PROBLEM REQUIREMENTS
Scan each line of the records for the word "عبادة" and extract the ones that have it.

== SUPPLIED RECORDS ==

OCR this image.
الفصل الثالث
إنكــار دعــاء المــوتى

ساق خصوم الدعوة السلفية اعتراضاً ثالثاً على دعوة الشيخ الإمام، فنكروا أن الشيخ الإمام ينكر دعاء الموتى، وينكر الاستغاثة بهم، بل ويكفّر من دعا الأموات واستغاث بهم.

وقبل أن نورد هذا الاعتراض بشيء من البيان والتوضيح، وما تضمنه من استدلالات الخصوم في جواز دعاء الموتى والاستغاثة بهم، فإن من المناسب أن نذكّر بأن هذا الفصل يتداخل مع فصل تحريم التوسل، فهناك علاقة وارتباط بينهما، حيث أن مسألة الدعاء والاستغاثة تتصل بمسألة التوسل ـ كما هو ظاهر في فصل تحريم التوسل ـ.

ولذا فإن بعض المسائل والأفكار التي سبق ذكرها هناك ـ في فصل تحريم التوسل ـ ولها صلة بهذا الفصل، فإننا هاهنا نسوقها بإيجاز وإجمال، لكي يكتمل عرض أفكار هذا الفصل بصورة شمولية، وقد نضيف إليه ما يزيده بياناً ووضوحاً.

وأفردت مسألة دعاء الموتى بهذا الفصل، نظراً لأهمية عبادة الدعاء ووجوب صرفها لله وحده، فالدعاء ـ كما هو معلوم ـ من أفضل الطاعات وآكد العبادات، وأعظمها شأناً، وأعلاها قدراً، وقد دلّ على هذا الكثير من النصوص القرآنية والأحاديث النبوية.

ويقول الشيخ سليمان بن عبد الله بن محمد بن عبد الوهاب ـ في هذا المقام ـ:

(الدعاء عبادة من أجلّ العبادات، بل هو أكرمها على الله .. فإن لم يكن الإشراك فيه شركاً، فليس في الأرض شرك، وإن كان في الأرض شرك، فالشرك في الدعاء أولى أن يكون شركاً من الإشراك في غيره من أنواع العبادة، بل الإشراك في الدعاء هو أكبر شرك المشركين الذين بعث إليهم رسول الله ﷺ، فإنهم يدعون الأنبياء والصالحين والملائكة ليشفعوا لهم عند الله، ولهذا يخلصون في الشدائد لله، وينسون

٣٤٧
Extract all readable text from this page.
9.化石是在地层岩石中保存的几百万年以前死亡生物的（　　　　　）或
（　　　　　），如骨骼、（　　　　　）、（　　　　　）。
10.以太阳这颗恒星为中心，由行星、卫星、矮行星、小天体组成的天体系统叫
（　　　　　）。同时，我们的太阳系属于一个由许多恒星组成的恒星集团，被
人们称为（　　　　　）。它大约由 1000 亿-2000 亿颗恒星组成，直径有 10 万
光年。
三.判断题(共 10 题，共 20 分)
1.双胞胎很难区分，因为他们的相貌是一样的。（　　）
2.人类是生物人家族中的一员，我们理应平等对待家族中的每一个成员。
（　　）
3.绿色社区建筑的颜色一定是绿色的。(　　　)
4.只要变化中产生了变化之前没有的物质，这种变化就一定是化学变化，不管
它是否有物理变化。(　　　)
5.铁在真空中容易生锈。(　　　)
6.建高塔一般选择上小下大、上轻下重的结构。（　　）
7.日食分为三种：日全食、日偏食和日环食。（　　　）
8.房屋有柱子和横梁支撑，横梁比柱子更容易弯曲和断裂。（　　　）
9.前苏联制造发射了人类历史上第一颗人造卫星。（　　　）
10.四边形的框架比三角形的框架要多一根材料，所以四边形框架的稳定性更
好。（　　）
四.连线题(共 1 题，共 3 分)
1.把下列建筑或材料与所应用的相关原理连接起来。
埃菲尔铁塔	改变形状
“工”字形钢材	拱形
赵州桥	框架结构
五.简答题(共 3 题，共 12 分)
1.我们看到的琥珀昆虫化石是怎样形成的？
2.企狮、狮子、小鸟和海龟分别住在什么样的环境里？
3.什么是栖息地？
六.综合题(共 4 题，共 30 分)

===

OUTPUT FOR THIS EXERCISE
وأفردت مسألة دعاء الموتى بهذا الفصل، نظراً لأهمية عبادة الدعاء ووجوب صرفها لله وحده، فالدعاء ـ كما هو معلوم ـ من أفضل الطاعات وآكد العبادات، وأعظمها شأناً، وأعلاها قدراً، وقد دلّ على هذا الكثير من النصوص القرآنية والأحاديث النبوية.
(الدعاء عبادة من أجلّ العبادات، بل هو أكرمها على الله .. فإن لم يكن الإشراك فيه شركاً، فليس في الأرض شرك، وإن كان في الأرض شرك، فالشرك في الدعاء أولى أن يكون شركاً من الإشراك في غيره من أنواع العبادة، بل الإشراك في الدعاء هو أكبر شرك المشركين الذين بعث إليهم رسول الله ﷺ، فإنهم يدعون الأنبياء والصالحين والملائكة ليشفعوا لهم عند الله، ولهذا يخلصون في الشدائد لله، وينسون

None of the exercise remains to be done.